# Exercise task
Print the listing below exactly.

+++

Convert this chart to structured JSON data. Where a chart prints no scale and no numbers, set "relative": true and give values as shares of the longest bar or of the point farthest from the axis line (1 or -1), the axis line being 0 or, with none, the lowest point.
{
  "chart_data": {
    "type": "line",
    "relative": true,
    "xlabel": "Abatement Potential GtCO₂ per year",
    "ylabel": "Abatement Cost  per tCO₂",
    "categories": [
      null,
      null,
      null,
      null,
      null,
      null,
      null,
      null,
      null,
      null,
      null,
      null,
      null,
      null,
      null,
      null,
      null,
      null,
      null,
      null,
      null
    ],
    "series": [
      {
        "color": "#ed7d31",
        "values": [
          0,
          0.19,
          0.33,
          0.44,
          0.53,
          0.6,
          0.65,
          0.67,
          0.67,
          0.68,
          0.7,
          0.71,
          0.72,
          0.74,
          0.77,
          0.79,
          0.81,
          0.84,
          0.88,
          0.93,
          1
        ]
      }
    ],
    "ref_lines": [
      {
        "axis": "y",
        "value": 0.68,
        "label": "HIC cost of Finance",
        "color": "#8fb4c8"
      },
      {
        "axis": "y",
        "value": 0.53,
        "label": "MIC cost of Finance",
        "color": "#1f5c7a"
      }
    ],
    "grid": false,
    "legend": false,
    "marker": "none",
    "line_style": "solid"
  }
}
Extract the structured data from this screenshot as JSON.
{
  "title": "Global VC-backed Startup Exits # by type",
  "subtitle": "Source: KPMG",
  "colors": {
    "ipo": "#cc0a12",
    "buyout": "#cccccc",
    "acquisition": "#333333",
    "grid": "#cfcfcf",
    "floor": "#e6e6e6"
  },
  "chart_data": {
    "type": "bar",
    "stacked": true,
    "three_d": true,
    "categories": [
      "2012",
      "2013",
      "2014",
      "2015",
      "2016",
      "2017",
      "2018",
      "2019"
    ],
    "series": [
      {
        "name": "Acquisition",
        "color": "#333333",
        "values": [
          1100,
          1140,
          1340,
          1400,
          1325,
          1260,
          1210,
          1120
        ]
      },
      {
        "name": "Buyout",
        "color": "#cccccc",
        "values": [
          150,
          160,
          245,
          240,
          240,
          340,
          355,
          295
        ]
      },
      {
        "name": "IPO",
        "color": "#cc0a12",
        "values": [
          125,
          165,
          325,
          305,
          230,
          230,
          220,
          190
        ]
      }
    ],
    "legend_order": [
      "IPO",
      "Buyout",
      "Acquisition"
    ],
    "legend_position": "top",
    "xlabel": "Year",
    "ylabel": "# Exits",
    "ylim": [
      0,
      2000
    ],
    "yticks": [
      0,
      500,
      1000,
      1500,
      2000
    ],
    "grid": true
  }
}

+++

# Result
Convert this chart to structured JSON data. Where a chart prints no scale and no numbers, set "relative": true and give values as shares of the longest bar or of the point farthest from the axis line (1 or -1), the axis line being 0 or, with none, the lowest point.
{
  "chart_data": {
    "type": "line",
    "relative": true,
    "xlabel": "Abatement Potential GtCO₂ per year",
    "ylabel": "Abatement Cost  per tCO₂",
    "categories": [
      null,
      null,
      null,
      null,
      null,
      null,
      null,
      null,
      null,
      null,
      null,
      null,
      null,
      null,
      null,
      null,
      null,
      null,
      null,
      null,
      null
    ],
    "series": [
      {
        "color": "#ed7d31",
        "values": [
          0,
          0.19,
          0.33,
          0.44,
          0.53,
          0.6,
          0.65,
          0.67,
          0.67,
          0.68,
          0.7,
          0.71,
          0.72,
          0.74,
          0.77,
          0.79,
          0.81,
          0.84,
          0.88,
          0.93,
          1
        ]
      }
    ],
    "ref_lines": [
      {
        "axis": "y",
        "value": 0.68,
        "label": "HIC cost of Finance",
        "color": "#8fb4c8"
      },
      {
        "axis": "y",
        "value": 0.53,
        "label": "MIC cost of Finance",
        "color": "#1f5c7a"
      }
    ],
    "grid": false,
    "legend": false,
    "marker": "none",
    "line_style": "solid"
  }
}
Extract the structured data from this screenshot as JSON.
{
  "title": "Global VC-backed Startup Exits # by type",
  "subtitle": "Source: KPMG",
  "colors": {
    "ipo": "#cc0a12",
    "buyout": "#cccccc",
    "acquisition": "#333333",
    "grid": "#cfcfcf",
    "floor": "#e6e6e6"
  },
  "chart_data": {
    "type": "bar",
    "stacked": true,
    "three_d": true,
    "categories": [
      "2012",
      "2013",
      "2014",
      "2015",
      "2016",
      "2017",
      "2018",
      "2019"
    ],
    "series": [
      {
        "name": "Acquisition",
        "color": "#333333",
        "values": [
          1100,
          1140,
          1340,
          1400,
          1325,
          1260,
          1210,
          1120
        ]
      },
      {
        "name": "Buyout",
        "color": "#cccccc",
        "values": [
          150,
          160,
          245,
          240,
          240,
          340,
          355,
          295
        ]
      },
      {
        "name": "IPO",
        "color": "#cc0a12",
        "values": [
          125,
          165,
          325,
          305,
          230,
          230,
          220,
          190
        ]
      }
    ],
    "legend_order": [
      "IPO",
      "Buyout",
      "Acquisition"
    ],
    "legend_position": "top",
    "xlabel": "Year",
    "ylabel": "# Exits",
    "ylim": [
      0,
      2000
    ],
    "yticks": [
      0,
      500,
      1000,
      1500,
      2000
    ],
    "grid": true
  }
}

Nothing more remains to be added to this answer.